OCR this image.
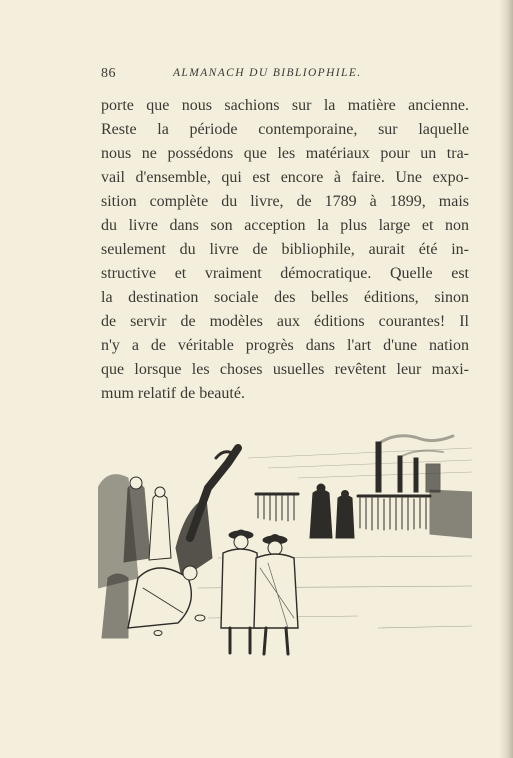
86	ALMANACH DU BIBLIOPHILE.
porte que nous sachions sur la matière ancienne.
Reste la période contemporaine, sur laquelle
nous ne possédons que les matériaux pour un tra-
vail d'ensemble, qui est encore à faire. Une expo-
sition complète du livre, de 1789 à 1899, mais
du livre dans son acception la plus large et non
seulement du livre de bibliophile, aurait été in-
structive et vraiment démocratique. Quelle est
la destination sociale des belles éditions, sinon
de servir de modèles aux éditions courantes! Il
n'y a de véritable progrès dans l'art d'une nation
que lorsque les choses usuelles revêtent leur maxi-
mum relatif de beauté.
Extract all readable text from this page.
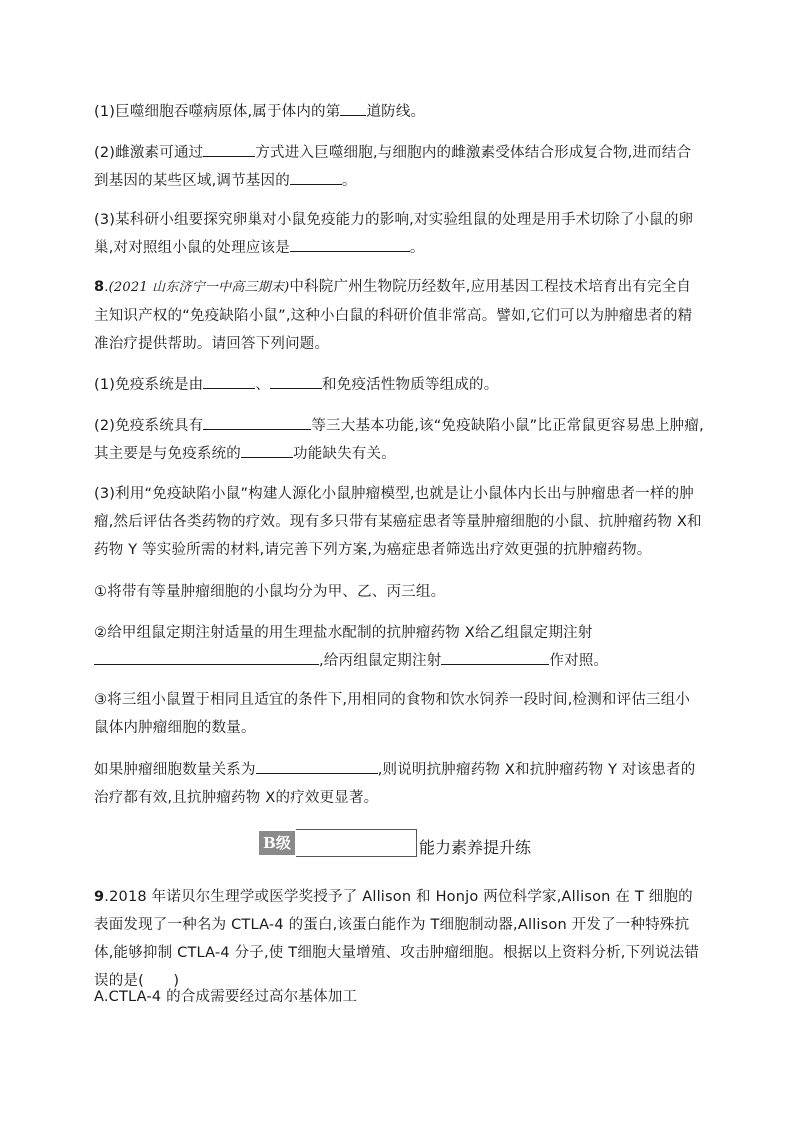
(1)巨噬细胞吞噬病原体,属于体内的第 道防线。
(2)雌激素可通过	方式进入巨噬细胞,与细胞内的雌激素受体结合形成复合物,进而结合到基因的某些区域,调节基因的	。
(3)某科研小组要探究卵巢对小鼠免疫能力的影响,对实验组鼠的处理是用手术切除了小鼠的卵巢,对对照组小鼠的处理应该是	。
8.(2021 山东济宁一中高三期末)中科院广州生物院历经数年,应用基因工程技术培育出有完全自主知识产权的“免疫缺陷小鼠”,这种小白鼠的科研价值非常高。譬如,它们可以为肿瘤患者的精准治疗提供帮助。请回答下列问题。
(1)免疫系统是由	、	和免疫活性物质等组成的。
(2)免疫系统具有	等三大基本功能,该“免疫缺陷小鼠”比正常鼠更容易患上肿瘤,其主要是与免疫系统的	功能缺失有关。
(3)利用“免疫缺陷小鼠”构建人源化小鼠肿瘤模型,也就是让小鼠体内长出与肿瘤患者一样的肿瘤,然后评估各类药物的疗效。现有多只带有某癌症患者等量肿瘤细胞的小鼠、抗肿瘤药物 X和药物 Y 等实验所需的材料,请完善下列方案,为癌症患者筛选出疗效更强的抗肿瘤药物。
①将带有等量肿瘤细胞的小鼠均分为甲、乙、丙三组。
②给甲组鼠定期注射适量的用生理盐水配制的抗肿瘤药物 X给乙组鼠定期注射,给丙组鼠定期注射	作对照。
③将三组小鼠置于相同且适宜的条件下,用相同的食物和饮水饲养一段时间,检测和评估三组小鼠体内肿瘤细胞的数量。
如果肿瘤细胞数量关系为	,则说明抗肿瘤药物 X和抗肿瘤药物 Y 对该患者的治疗都有效,且抗肿瘤药物 X的疗效更显著。
B级	能力素养提升练
9.2018 年诺贝尔生理学或医学奖授予了 Allison 和 Honjo 两位科学家,Allison 在 T 细胞的表面发现了一种名为 CTLA-4 的蛋白,该蛋白能作为 T细胞制动器,Allison 开发了一种特殊抗体,能够抑制 CTLA-4 分子,使 T细胞大量增殖、攻击肿瘤细胞。根据以上资料分析,下列说法错误的是(　　)
A.CTLA-4 的合成需要经过高尔基体加工
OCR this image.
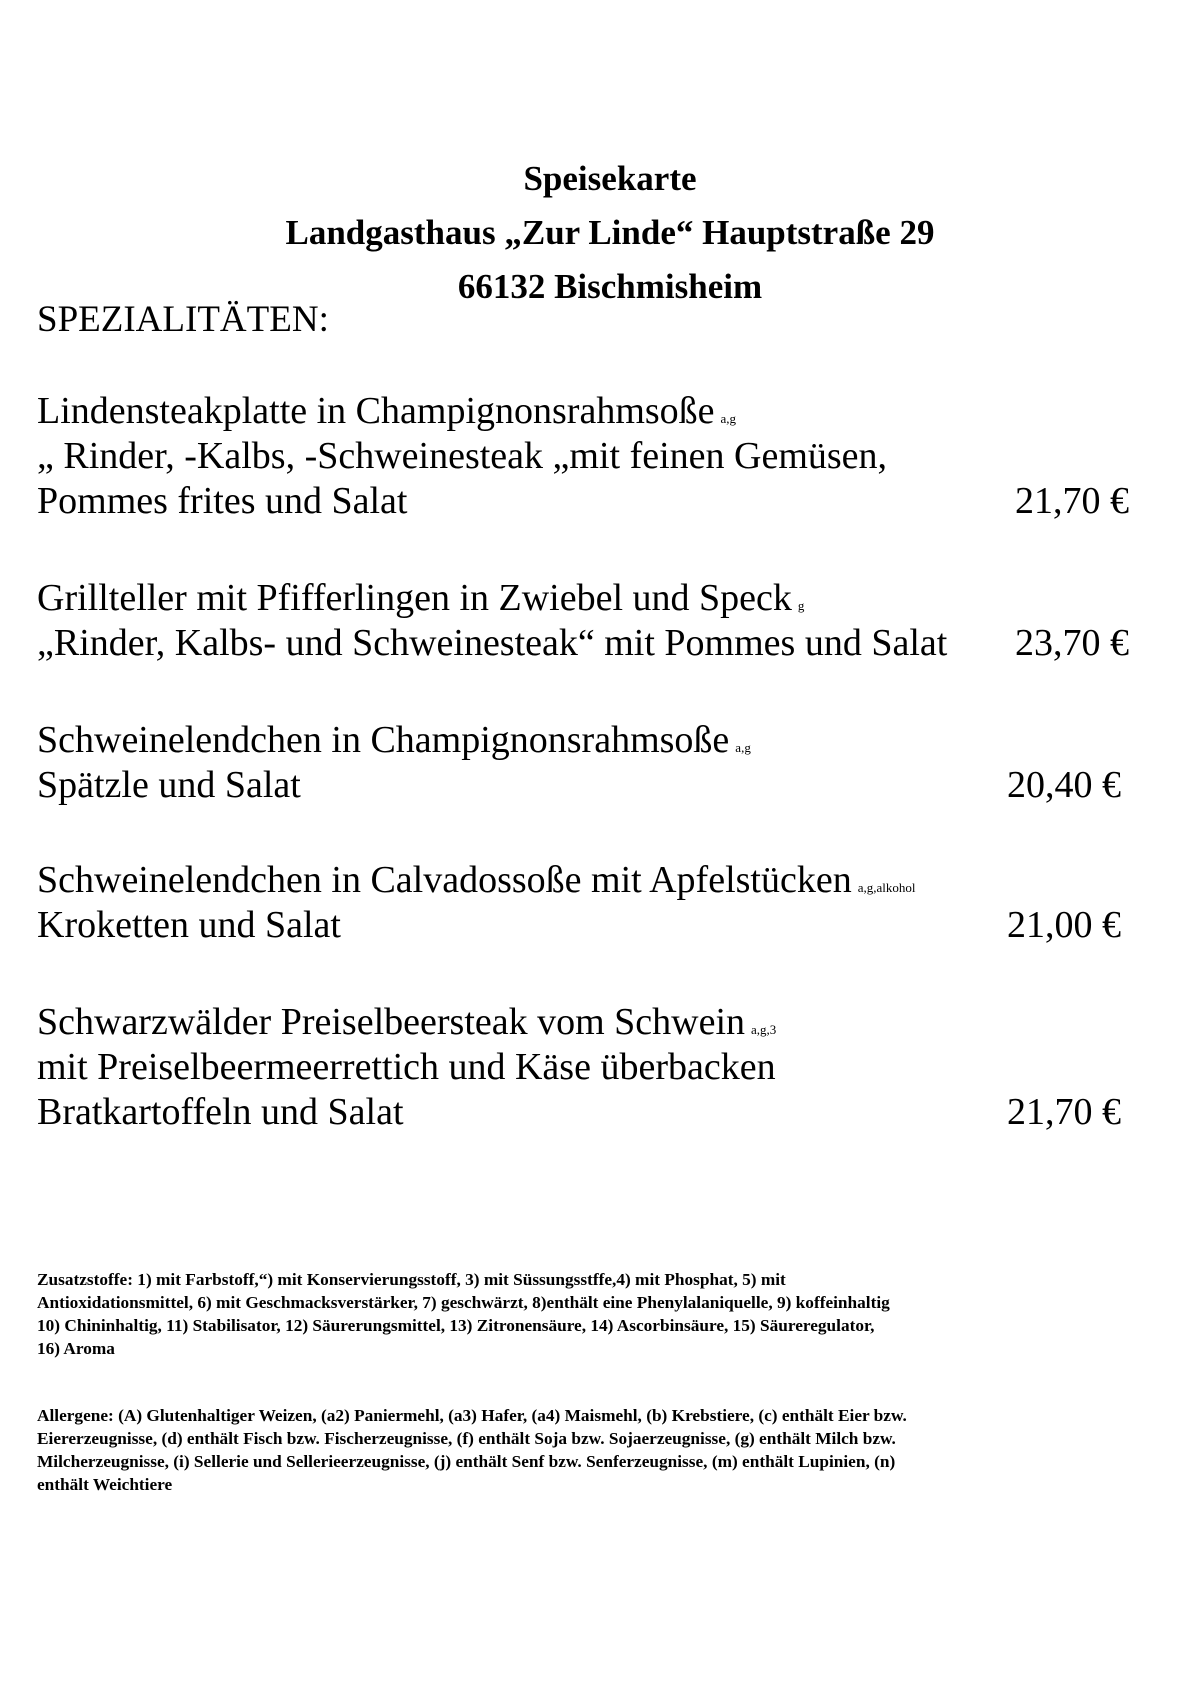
Speisekarte
Landgasthaus „Zur Linde“ Hauptstraße 29
66132 Bischmisheim
SPEZIALITÄTEN:
Lindensteakplatte in Champignonsrahmsoße a,g
„ Rinder, -Kalbs, -Schweinesteak „mit feinen Gemüsen,
Pommes frites und Salat	21,70 €
Grillteller mit Pfifferlingen in Zwiebel und Speck g
„Rinder, Kalbs- und Schweinesteak“ mit Pommes und Salat 23,70 €
Schweinelendchen in Champignonsrahmsoße a,g
Spätzle und Salat	20,40 €
Schweinelendchen in Calvadossoße mit Apfelstücken a,g,alkohol
Kroketten und Salat	21,00 €
Schwarzwälder Preiselbeersteak vom Schwein a,g,3
mit Preiselbeermeerrettich und Käse überbacken
Bratkartoffeln und Salat	21,70 €
Zusatzstoffe: 1) mit Farbstoff,“) mit Konservierungsstoff, 3) mit Süssungsstffe,4) mit Phosphat, 5) mit
Antioxidationsmittel, 6) mit Geschmacksverstärker, 7) geschwärzt, 8)enthält eine Phenylalaniquelle, 9) koffeinhaltig
10) Chininhaltig, 11) Stabilisator, 12) Säurerungsmittel, 13) Zitronensäure, 14) Ascorbinsäure, 15) Säureregulator,
16) Aroma
Allergene: (A) Glutenhaltiger Weizen, (a2) Paniermehl, (a3) Hafer, (a4) Maismehl, (b) Krebstiere, (c) enthält Eier bzw.
Eiererzeugnisse, (d) enthält Fisch bzw. Fischerzeugnisse, (f) enthält Soja bzw. Sojaerzeugnisse, (g) enthält Milch bzw.
Milcherzeugnisse, (i) Sellerie und Sellerieerzeugnisse, (j) enthält Senf bzw. Senferzeugnisse, (m) enthält Lupinien, (n)
enthält Weichtiere
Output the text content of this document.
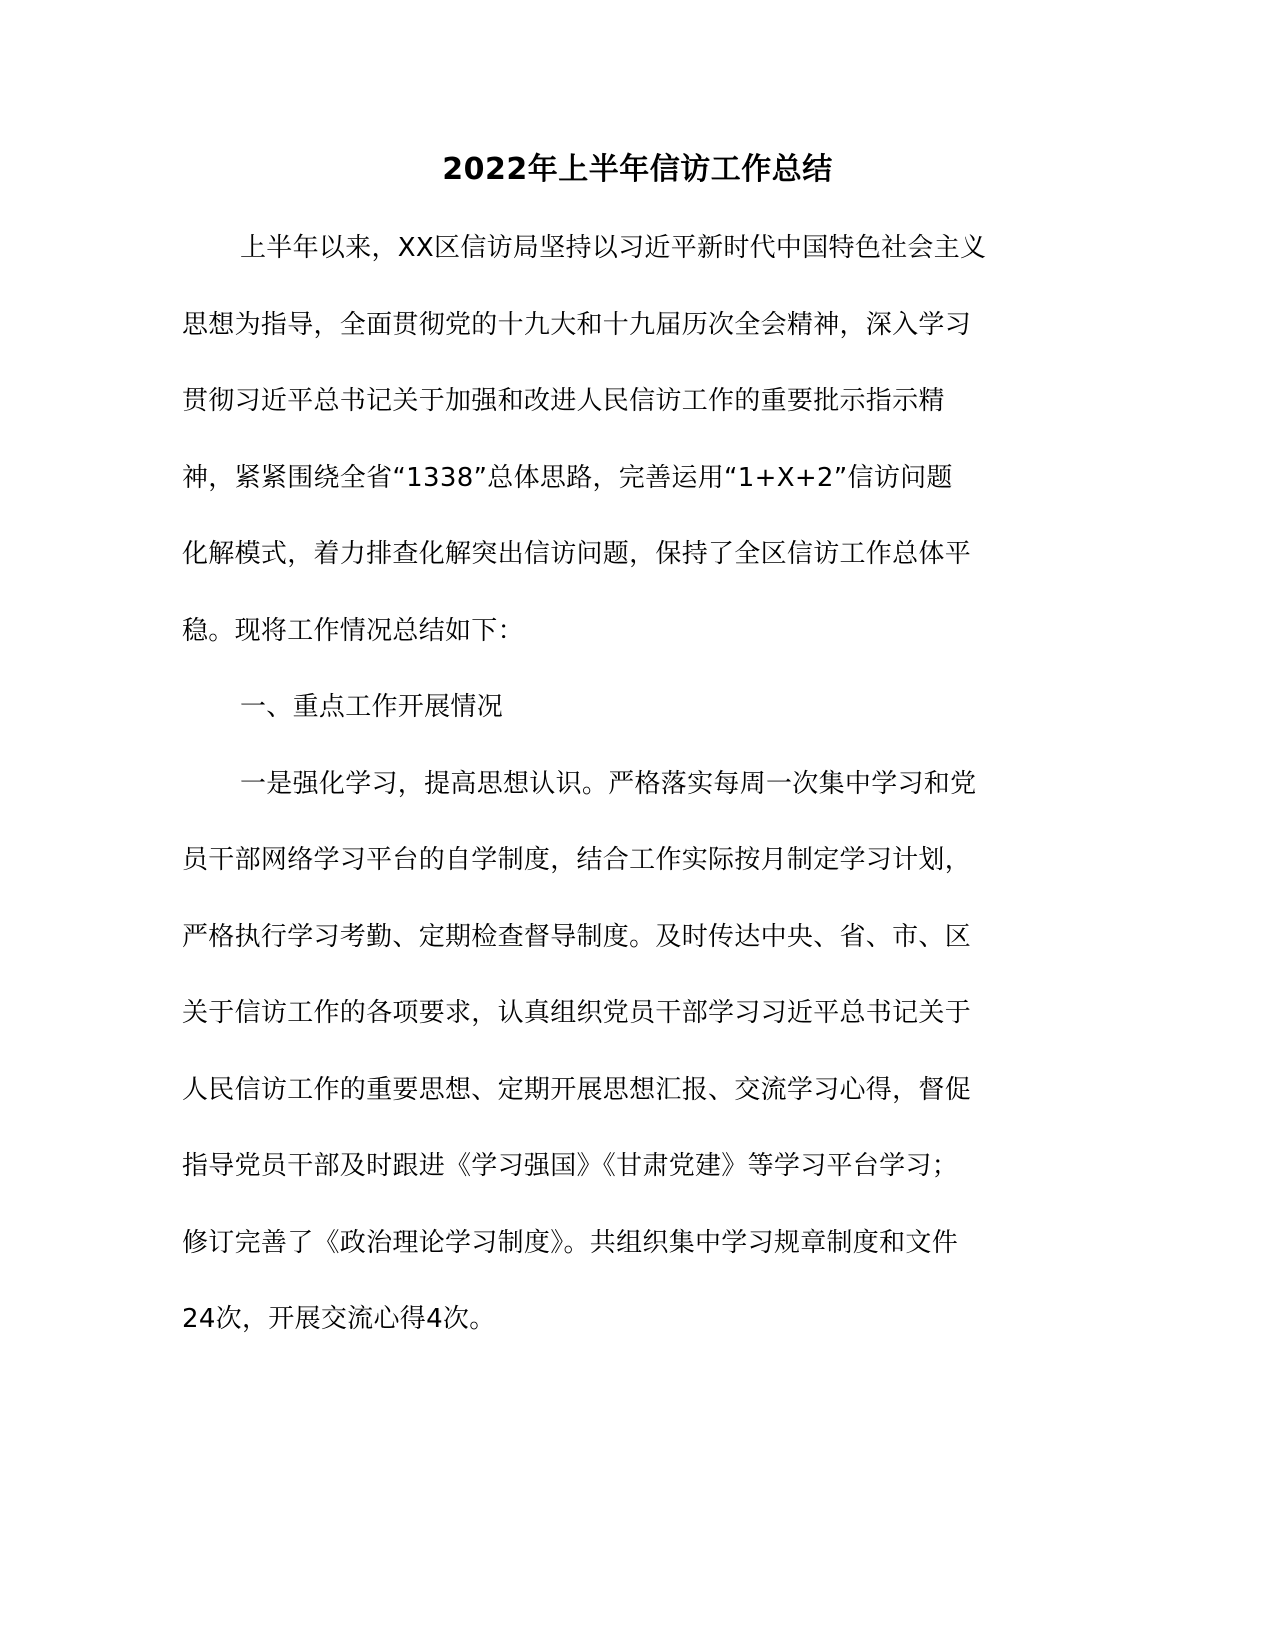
2022年上半年信访工作总结
上半年以来，XX区信访局坚持以习近平新时代中国特色社会主义
思想为指导，全面贯彻党的十九大和十九届历次全会精神，深入学习
贯彻习近平总书记关于加强和改进人民信访工作的重要批示指示精
神，紧紧围绕全省“1338”总体思路，完善运用“1+X+2”信访问题
化解模式，着力排查化解突出信访问题，保持了全区信访工作总体平
稳。现将工作情况总结如下：
一、重点工作开展情况
一是强化学习，提高思想认识。严格落实每周一次集中学习和党
员干部网络学习平台的自学制度，结合工作实际按月制定学习计划，
严格执行学习考勤、定期检查督导制度。及时传达中央、省、市、区
关于信访工作的各项要求，认真组织党员干部学习习近平总书记关于
人民信访工作的重要思想、定期开展思想汇报、交流学习心得，督促
指导党员干部及时跟进《学习强国》《甘肃党建》等学习平台学习；
修订完善了《政治理论学习制度》。共组织集中学习规章制度和文件
24次，开展交流心得4次。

● **Problem details**
Pictures must be left out. Repeat exactly the lines from the one containing "Output the text content of this document." through the final line of the data.

● **Answer to this task**
Output the text content of this document.
2022年上半年信访工作总结
上半年以来，XX区信访局坚持以习近平新时代中国特色社会主义
思想为指导，全面贯彻党的十九大和十九届历次全会精神，深入学习
贯彻习近平总书记关于加强和改进人民信访工作的重要批示指示精
神，紧紧围绕全省“1338”总体思路，完善运用“1+X+2”信访问题
化解模式，着力排查化解突出信访问题，保持了全区信访工作总体平
稳。现将工作情况总结如下：
一、重点工作开展情况
一是强化学习，提高思想认识。严格落实每周一次集中学习和党
员干部网络学习平台的自学制度，结合工作实际按月制定学习计划，
严格执行学习考勤、定期检查督导制度。及时传达中央、省、市、区
关于信访工作的各项要求，认真组织党员干部学习习近平总书记关于
人民信访工作的重要思想、定期开展思想汇报、交流学习心得，督促
指导党员干部及时跟进《学习强国》《甘肃党建》等学习平台学习；
修订完善了《政治理论学习制度》。共组织集中学习规章制度和文件
24次，开展交流心得4次。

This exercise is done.